▶ [What the task requires]: Find the string "image" in the data, then copy every line where it is found.

══ Provided material

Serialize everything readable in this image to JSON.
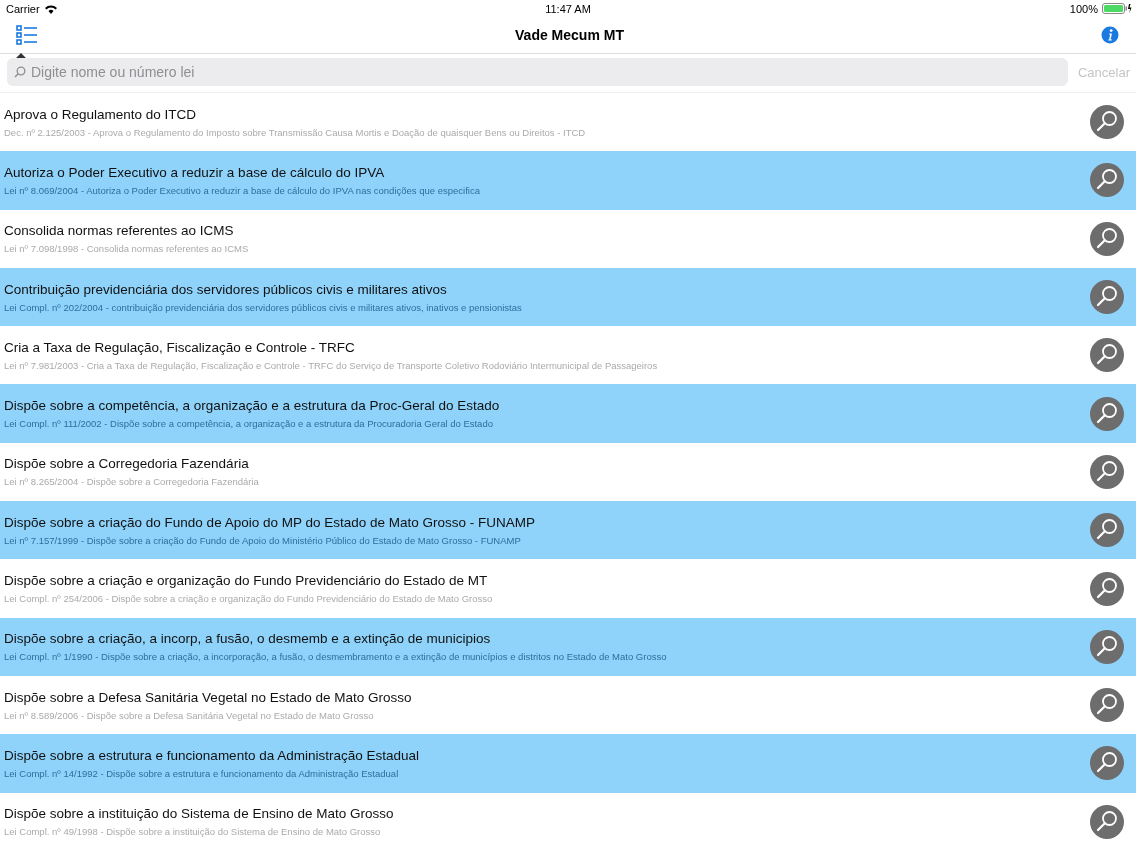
{
  "status_bar": {
    "carrier": "Carrier",
    "time": "11:47 AM",
    "battery": "100%"
  },
  "nav_bar": {
    "title": "Vade Mecum MT"
  },
  "search": {
    "placeholder": "Digite nome ou número lei",
    "cancel": "Cancelar"
  },
  "laws": [
    {
      "title": "Aprova o Regulamento do ITCD",
      "subtitle": "Dec. nº 2.125/2003 - Aprova o Regulamento do Imposto sobre Transmissão Causa Mortis e Doação de quaisquer Bens ou Direitos - ITCD"
    },
    {
      "title": "Autoriza o Poder Executivo a reduzir a base de cálculo do IPVA",
      "subtitle": "Lei nº 8.069/2004 - Autoriza o Poder Executivo a reduzir a base de cálculo do IPVA nas condições que especifica"
    },
    {
      "title": "Consolida normas referentes ao ICMS",
      "subtitle": "Lei nº 7.098/1998 - Consolida normas referentes ao ICMS"
    },
    {
      "title": "Contribuição previdenciária dos servidores públicos civis e militares ativos",
      "subtitle": "Lei Compl. nº 202/2004 - contribuição previdenciária dos servidores públicos civis e militares ativos, inativos e pensionistas"
    },
    {
      "title": "Cria a Taxa de Regulação, Fiscalização e Controle - TRFC",
      "subtitle": "Lei nº 7.981/2003 - Cria a Taxa de Regulação, Fiscalização e Controle - TRFC do Serviço de Transporte Coletivo Rodoviário Intermunicipal de Passageiros"
    },
    {
      "title": "Dispõe sobre a competência, a organização e a estrutura da Proc-Geral do Estado",
      "subtitle": "Lei Compl. nº 111/2002 - Dispõe sobre a competência, a organização e a estrutura da Procuradoria Geral do Estado"
    },
    {
      "title": "Dispõe sobre a Corregedoria Fazendária",
      "subtitle": "Lei nº 8.265/2004 - Dispõe sobre a Corregedoria Fazendária"
    },
    {
      "title": "Dispõe sobre a criação do Fundo de Apoio do MP do Estado de Mato Grosso - FUNAMP",
      "subtitle": "Lei nº 7.157/1999 - Dispõe sobre a criação do Fundo de Apoio do Ministério Público do Estado de Mato Grosso - FUNAMP"
    },
    {
      "title": "Dispõe sobre a criação e organização do Fundo Previdenciário do Estado de MT",
      "subtitle": "Lei Compl. nº 254/2006 - Dispõe sobre a criação e organização do Fundo Previdenciário do Estado de Mato Grosso"
    },
    {
      "title": "Dispõe sobre a criação, a incorp, a fusão, o desmemb e a extinção de municipios",
      "subtitle": "Lei Compl. nº 1/1990 - Dispõe sobre a criação, a incorporação, a fusão, o desmembramento e a extinção de municípios e distritos no Estado de Mato Grosso"
    },
    {
      "title": "Dispõe sobre a Defesa Sanitária Vegetal no Estado de Mato Grosso",
      "subtitle": "Lei nº 8.589/2006 - Dispõe sobre a Defesa Sanitária Vegetal no Estado de Mato Grosso"
    },
    {
      "title": "Dispõe sobre a estrutura e funcionamento da Administração Estadual",
      "subtitle": "Lei Compl. nº 14/1992 - Dispõe sobre a estrutura e funcionamento da Administração Estadual"
    },
    {
      "title": "Dispõe sobre a instituição do Sistema de Ensino de Mato Grosso",
      "subtitle": "Lei Compl. nº 49/1998 - Dispõe sobre a instituição do Sistema de Ensino de Mato Grosso"
    }
  ]
}
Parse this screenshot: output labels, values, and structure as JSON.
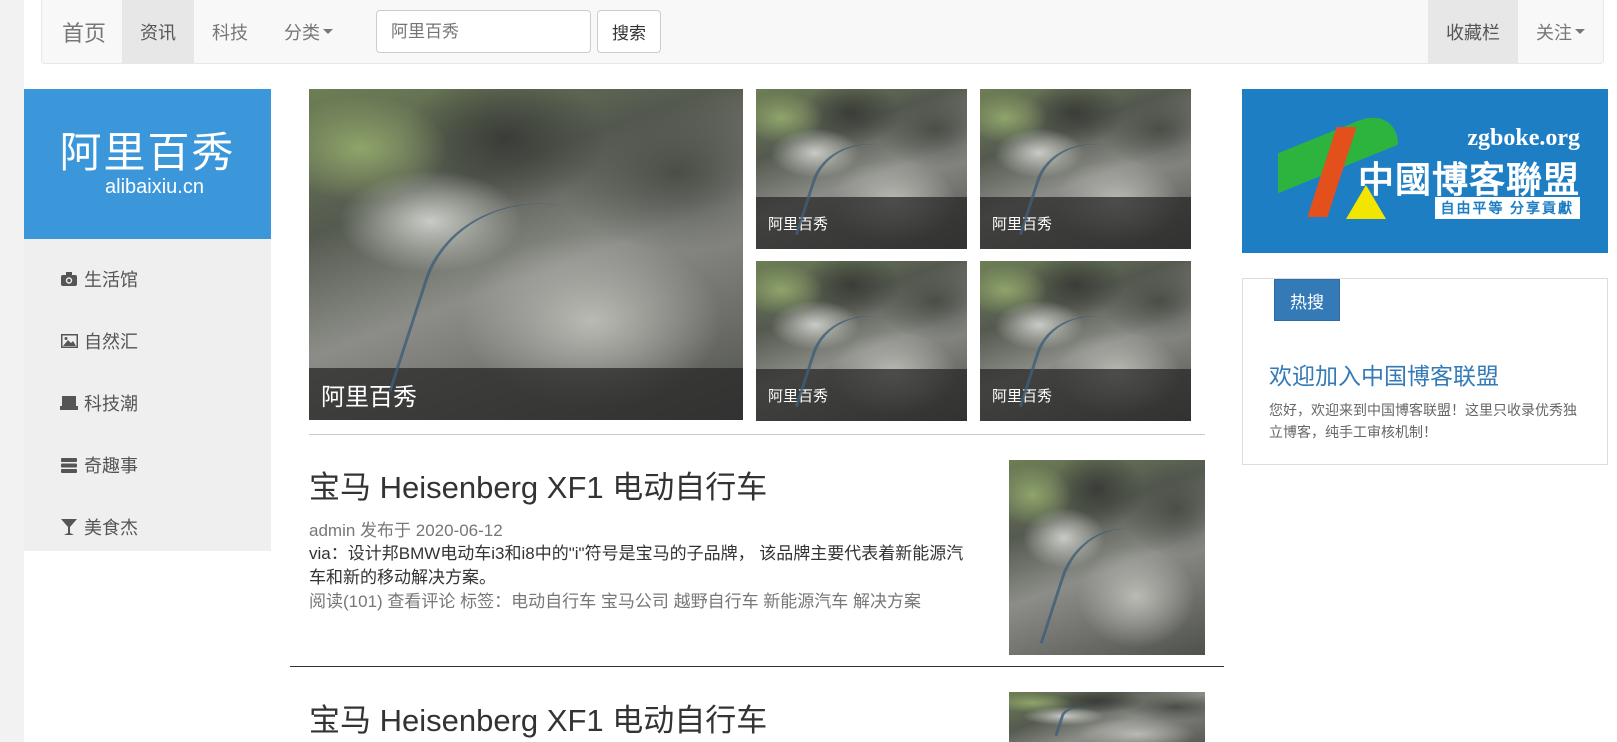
{
  "navbar": {
    "brand": "首页",
    "items": [
      {
        "label": "资讯"
      },
      {
        "label": "科技"
      },
      {
        "label": "分类"
      }
    ],
    "search": {
      "placeholder": "阿里百秀",
      "button": "搜索"
    },
    "right": [
      {
        "label": "收藏栏"
      },
      {
        "label": "关注"
      }
    ]
  },
  "sidebar": {
    "logo_cn": "阿里百秀",
    "logo_en": "alibaixiu.cn",
    "items": [
      {
        "label": "生活馆",
        "icon": "camera-icon"
      },
      {
        "label": "自然汇",
        "icon": "picture-icon"
      },
      {
        "label": "科技潮",
        "icon": "laptop-icon"
      },
      {
        "label": "奇趣事",
        "icon": "server-icon"
      },
      {
        "label": "美食杰",
        "icon": "glass-icon"
      }
    ]
  },
  "carousel": {
    "main_caption": "阿里百秀",
    "tiles": [
      {
        "caption": "阿里百秀"
      },
      {
        "caption": "阿里百秀"
      },
      {
        "caption": "阿里百秀"
      },
      {
        "caption": "阿里百秀"
      }
    ]
  },
  "articles": [
    {
      "title": "宝马 Heisenberg XF1 电动自行车",
      "meta": "admin 发布于 2020-06-12",
      "excerpt": "via：设计邦BMW电动车i3和i8中的\"i\"符号是宝马的子品牌， 该品牌主要代表着新能源汽车和新的移动解决方案。",
      "footer": "阅读(101) 查看评论 标签：电动自行车 宝马公司 越野自行车 新能源汽车 解决方案"
    },
    {
      "title": "宝马 Heisenberg XF1 电动自行车"
    }
  ],
  "banner": {
    "url": "zgboke.org",
    "name": "中國博客聯盟",
    "slogan": "自由平等 分享貢獻"
  },
  "hot": {
    "tab": "热搜",
    "title": "欢迎加入中国博客联盟",
    "desc": "您好，欢迎来到中国博客联盟！这里只收录优秀独立博客，纯手工审核机制！"
  },
  "colors": {
    "accent": "#337ab7",
    "logo_bg": "#3b97d9",
    "banner_bg": "#1d7ec4"
  }
}
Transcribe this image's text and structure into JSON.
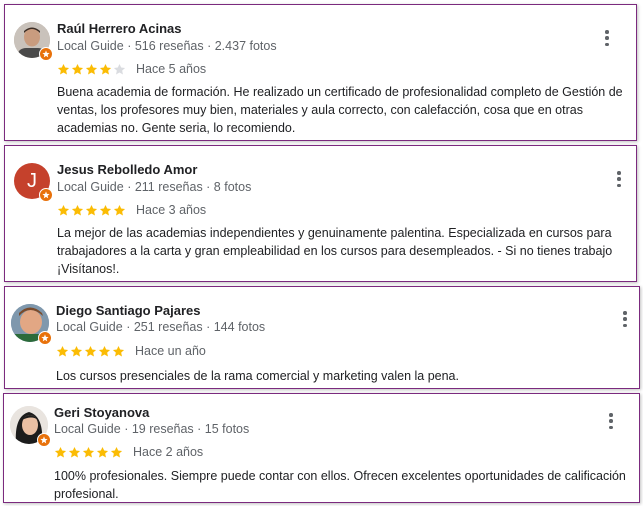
{
  "reviews": [
    {
      "name": "Raúl Herrero Acinas",
      "guide": "Local Guide",
      "stats": "516 reseñas · 2.437 fotos",
      "rating": 4,
      "ago": "Hace 5 años",
      "text": "Buena academia de formación. He realizado un certificado de profesionalidad completo de Gestión de ventas, los profesores muy bien, materiales y aula correcto, con calefacción, cosa que en otras academias no. Gente seria, lo recomiendo.",
      "avatar_icon": "person-photo-icon"
    },
    {
      "name": "Jesus Rebolledo Amor",
      "guide": "Local Guide",
      "stats": "211 reseñas · 8 fotos",
      "rating": 5,
      "ago": "Hace 3 años",
      "text": "La mejor de las academias independientes y genuinamente palentina. Especializada en cursos para trabajadores a la carta y gran empleabilidad en los cursos para desempleados. - Si no tienes trabajo ¡Visítanos!.",
      "avatar_letter": "J",
      "avatar_color": "#c5412c"
    },
    {
      "name": "Diego Santiago Pajares",
      "guide": "Local Guide",
      "stats": "251 reseñas · 144 fotos",
      "rating": 5,
      "ago": "Hace un año",
      "text": "Los cursos presenciales de la rama comercial y marketing valen la pena.",
      "avatar_icon": "person-photo-icon"
    },
    {
      "name": "Geri Stoyanova",
      "guide": "Local Guide",
      "stats": "19 reseñas · 15 fotos",
      "rating": 5,
      "ago": "Hace 2 años",
      "text": "100% profesionales. Siempre puede contar con ellos. Ofrecen excelentes oportunidades de calificación profesional.",
      "avatar_icon": "person-photo-icon"
    }
  ],
  "colors": {
    "star_filled": "#fbbc04",
    "star_empty": "#dadce0",
    "border": "#7b2a7e",
    "badge": "#e8710a"
  }
}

════

▶ [The reply]:
Serialize everything readable in this image to JSON.
Transcribe this image's text and structure into JSON.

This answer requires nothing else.